Prompt 1:
Answer these questions using the text on cancer epigenetics:
(a) Which gene is cited as often hypermethylated in breast and ovarian tumors but unmethylated in other tumor types?
(b) What enzymes catalyze histone deacetylation?
(c) Into which two categories are methyl marks on histones sorted?
Prompt 2:
List every class of enzyme named in the text on cancer epigenetics, along with its abbreviation.

Text segment:
How do these small changes affect cancer growth? Cells with hypermethylated tumour suppressor genes are likely to grow faster than cells with normally methylated tumour suppressor genes. However, this doesn’t explain why specific sequences are found to be hypermethylated in some cancer cells but not others. The exact reason and mechanisms behind this are still unclear but, it may have something to do with how cell populations evolve over time. It is likely that the hypermethylation occurs to many genes in different cells. SOME of those changes will give those cells an advantage.  Those cells will reproduce more rapidly, and take over the population [27] A good example is BRCA1, a gene linked to breast cancer, which is often found hypermethylated in breast and ovarian tumours but unmethylated in other types of tumours.[28]

Histone Modifications Seen in Cancer:
Changes to the epigenetic modifications of histones also play an important role in the development of cancer. As previously mentioned, modifications of these proteins alter the interactions between the histones and the DNA. This changes the shape of the DNA-histone complexes (nucleosomes) and alters the way that other proteins can interact with the DNA.
The epigenome of cancer cells is typically marked by a loss of histone acetyl markers, due to increased histone deacetylation. The process of histone deacetylation is catalysed by enzymes known as histone deacetylases or HDACs. As expected, increased activity of HDACs has been found in different types of cancer cells, making HDACs an important target of epigenetic cancer treatments.[29].
Histone methylation is also found to be affected in cancer cells. Histone methyltransferases (HMTs) are enzymes that carry out the addition of methyl groups to histones, while histone demethylases (HDMs) have the opposite function. In cancer cells, HMTs may be altered so that they are placing methyl groups at the wrong spot, often silencing tumour suppressor genes. HDMs can also be similarly affected, leading to increased activity of oncogenes. As previously mentioned, histone methylation is very complex. The effect of methylation on gene activity can differ depending on the specific amino acid affected. As such, methyl marks on histones are categorized as either activating or repressing, depending on their effect on gene activity. An additional complication is that some HDMs have been found to be able to remove both activating and repressing marks. This poses a challenge for people developing epigenetic therapies to target HDMs - their functions must be fully understood in order to know how the drugs will affect the cancer cells.

Data records:
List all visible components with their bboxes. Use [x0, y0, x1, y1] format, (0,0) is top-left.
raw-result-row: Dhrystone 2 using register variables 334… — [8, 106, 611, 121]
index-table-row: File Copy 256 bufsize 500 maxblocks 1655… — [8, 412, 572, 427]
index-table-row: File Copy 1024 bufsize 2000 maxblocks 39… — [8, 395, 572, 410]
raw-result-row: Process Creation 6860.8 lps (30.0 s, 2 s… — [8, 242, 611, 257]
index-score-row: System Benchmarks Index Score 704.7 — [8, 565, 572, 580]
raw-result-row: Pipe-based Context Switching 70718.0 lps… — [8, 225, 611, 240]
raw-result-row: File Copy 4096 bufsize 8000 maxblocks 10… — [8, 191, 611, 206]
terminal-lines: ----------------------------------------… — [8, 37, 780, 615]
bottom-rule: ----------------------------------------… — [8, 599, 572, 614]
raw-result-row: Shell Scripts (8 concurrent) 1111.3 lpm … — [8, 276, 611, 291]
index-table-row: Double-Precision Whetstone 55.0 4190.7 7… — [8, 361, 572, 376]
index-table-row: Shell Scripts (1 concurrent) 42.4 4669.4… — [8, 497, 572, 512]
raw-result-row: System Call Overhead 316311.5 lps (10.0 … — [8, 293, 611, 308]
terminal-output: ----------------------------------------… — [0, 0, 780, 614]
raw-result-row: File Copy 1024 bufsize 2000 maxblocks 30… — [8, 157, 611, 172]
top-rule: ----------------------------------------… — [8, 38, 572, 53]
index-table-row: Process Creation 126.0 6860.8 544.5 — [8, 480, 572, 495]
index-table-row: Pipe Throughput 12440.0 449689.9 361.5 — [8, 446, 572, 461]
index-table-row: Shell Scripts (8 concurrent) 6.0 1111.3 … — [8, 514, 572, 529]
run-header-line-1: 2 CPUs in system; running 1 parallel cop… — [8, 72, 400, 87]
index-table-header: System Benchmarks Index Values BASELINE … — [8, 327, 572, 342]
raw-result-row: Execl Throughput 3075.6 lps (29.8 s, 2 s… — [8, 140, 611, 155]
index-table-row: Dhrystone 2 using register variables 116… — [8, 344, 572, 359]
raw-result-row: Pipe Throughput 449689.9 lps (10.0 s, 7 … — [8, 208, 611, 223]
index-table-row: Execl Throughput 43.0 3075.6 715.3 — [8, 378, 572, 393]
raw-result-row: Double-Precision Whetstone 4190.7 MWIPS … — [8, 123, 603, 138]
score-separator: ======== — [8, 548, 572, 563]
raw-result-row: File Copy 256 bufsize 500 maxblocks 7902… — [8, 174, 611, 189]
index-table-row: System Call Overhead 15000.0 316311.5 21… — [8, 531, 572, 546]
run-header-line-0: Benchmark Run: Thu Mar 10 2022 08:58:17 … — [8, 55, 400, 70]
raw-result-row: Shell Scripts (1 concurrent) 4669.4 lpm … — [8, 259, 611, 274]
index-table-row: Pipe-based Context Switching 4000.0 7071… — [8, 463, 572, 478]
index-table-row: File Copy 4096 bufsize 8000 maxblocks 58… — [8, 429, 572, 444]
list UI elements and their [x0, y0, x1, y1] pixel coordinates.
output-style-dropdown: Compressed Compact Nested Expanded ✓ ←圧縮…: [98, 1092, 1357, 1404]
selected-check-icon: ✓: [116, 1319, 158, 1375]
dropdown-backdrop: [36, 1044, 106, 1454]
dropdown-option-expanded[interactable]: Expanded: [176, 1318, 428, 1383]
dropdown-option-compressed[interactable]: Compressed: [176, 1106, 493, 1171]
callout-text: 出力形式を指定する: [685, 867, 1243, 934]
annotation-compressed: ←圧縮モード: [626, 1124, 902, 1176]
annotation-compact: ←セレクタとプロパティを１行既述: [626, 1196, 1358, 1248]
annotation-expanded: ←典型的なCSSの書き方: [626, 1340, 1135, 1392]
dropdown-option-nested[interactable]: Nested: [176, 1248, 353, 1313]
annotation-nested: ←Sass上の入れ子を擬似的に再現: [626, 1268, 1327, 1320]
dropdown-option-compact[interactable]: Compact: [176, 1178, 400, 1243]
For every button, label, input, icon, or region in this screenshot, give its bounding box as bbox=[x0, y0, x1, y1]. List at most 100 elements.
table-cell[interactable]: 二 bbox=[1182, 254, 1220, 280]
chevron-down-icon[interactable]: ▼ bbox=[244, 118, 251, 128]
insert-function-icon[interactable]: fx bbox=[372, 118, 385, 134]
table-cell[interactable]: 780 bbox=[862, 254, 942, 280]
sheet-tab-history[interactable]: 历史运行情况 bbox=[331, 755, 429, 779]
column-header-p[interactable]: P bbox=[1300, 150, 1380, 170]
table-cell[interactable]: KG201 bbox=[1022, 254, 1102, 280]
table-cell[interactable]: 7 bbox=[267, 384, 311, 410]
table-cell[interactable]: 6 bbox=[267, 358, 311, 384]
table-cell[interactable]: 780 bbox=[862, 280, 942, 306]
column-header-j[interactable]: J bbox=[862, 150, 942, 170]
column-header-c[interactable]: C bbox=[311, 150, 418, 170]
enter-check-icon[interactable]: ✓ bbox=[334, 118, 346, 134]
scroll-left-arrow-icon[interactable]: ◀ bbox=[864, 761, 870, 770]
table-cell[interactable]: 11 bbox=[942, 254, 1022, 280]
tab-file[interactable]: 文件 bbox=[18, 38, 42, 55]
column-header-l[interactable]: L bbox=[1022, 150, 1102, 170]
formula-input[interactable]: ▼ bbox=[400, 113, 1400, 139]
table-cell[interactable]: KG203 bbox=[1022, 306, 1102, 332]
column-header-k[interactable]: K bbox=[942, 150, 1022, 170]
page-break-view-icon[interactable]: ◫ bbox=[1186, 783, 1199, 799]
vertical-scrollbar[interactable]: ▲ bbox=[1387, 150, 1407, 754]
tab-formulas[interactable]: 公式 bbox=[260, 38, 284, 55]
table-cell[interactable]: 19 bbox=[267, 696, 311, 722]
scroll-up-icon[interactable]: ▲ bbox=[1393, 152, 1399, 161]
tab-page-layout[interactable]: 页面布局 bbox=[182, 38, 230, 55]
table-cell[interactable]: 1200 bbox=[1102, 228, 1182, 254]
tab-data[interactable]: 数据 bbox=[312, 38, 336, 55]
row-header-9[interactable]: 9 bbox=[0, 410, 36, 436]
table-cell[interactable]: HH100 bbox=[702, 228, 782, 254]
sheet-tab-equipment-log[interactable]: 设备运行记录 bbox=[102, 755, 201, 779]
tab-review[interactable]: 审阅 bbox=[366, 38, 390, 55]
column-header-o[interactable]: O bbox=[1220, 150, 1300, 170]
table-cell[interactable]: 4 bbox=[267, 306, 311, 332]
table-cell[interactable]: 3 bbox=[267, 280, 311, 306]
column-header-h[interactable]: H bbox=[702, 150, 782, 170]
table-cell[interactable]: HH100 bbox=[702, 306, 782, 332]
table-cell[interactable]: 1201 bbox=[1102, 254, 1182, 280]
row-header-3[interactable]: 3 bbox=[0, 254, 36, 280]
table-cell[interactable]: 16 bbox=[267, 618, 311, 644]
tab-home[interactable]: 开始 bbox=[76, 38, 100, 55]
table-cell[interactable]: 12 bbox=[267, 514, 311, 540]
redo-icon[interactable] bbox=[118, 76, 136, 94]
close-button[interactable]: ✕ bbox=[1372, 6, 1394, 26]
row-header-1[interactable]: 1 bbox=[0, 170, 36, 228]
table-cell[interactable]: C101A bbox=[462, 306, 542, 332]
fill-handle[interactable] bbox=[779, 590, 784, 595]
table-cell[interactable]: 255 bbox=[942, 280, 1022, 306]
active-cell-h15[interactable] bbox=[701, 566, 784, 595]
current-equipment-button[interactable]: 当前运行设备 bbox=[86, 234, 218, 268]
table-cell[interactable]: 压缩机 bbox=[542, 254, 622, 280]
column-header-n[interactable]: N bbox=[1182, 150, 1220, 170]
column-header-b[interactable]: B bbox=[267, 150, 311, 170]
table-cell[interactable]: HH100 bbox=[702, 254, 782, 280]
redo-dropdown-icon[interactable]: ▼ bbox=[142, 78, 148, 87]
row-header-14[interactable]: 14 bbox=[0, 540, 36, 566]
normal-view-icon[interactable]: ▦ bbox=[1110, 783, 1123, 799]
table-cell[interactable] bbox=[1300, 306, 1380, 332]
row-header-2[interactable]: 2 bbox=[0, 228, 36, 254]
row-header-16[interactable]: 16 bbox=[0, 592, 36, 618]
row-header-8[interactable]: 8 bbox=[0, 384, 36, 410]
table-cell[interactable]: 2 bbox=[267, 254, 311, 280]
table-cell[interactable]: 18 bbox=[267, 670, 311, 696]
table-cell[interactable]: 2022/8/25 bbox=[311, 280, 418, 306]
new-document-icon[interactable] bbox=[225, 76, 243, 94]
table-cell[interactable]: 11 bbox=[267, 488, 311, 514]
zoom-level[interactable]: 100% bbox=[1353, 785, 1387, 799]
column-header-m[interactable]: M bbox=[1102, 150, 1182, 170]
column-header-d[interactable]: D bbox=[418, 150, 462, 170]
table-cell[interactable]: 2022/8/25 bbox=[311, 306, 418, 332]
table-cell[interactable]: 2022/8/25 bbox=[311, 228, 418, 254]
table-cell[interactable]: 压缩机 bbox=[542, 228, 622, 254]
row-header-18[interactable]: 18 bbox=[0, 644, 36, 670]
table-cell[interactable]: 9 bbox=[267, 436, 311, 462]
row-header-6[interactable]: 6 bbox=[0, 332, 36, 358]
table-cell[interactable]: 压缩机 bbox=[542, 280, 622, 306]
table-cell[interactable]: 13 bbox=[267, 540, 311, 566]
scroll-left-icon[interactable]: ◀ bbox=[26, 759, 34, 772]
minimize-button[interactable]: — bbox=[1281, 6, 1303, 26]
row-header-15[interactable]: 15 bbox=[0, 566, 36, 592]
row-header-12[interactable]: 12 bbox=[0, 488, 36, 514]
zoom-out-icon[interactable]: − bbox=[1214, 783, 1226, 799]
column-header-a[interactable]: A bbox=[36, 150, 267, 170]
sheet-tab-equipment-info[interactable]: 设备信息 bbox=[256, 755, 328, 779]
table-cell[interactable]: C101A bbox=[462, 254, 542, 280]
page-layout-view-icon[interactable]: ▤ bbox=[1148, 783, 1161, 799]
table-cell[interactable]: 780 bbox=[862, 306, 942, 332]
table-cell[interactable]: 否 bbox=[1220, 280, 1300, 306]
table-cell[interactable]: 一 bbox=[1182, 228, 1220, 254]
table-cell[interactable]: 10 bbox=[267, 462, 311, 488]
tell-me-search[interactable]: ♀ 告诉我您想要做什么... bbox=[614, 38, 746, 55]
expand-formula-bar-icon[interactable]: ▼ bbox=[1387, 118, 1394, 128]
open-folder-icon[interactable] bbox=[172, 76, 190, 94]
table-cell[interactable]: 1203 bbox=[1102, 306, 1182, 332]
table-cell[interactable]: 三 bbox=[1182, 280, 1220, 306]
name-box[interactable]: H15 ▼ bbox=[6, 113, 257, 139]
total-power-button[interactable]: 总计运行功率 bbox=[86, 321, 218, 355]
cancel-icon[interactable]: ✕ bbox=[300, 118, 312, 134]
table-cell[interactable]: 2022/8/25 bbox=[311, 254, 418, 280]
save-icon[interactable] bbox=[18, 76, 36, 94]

Answer space 1:
(a) BRCA1
(b) Histone deacetylases (HDACs)
(c) Activating or repressing

Answer space 2:
- Histone deacetylases (HDACs)
- Histone methyltransferases (HMTs)
- Histone demethylases (HDMs)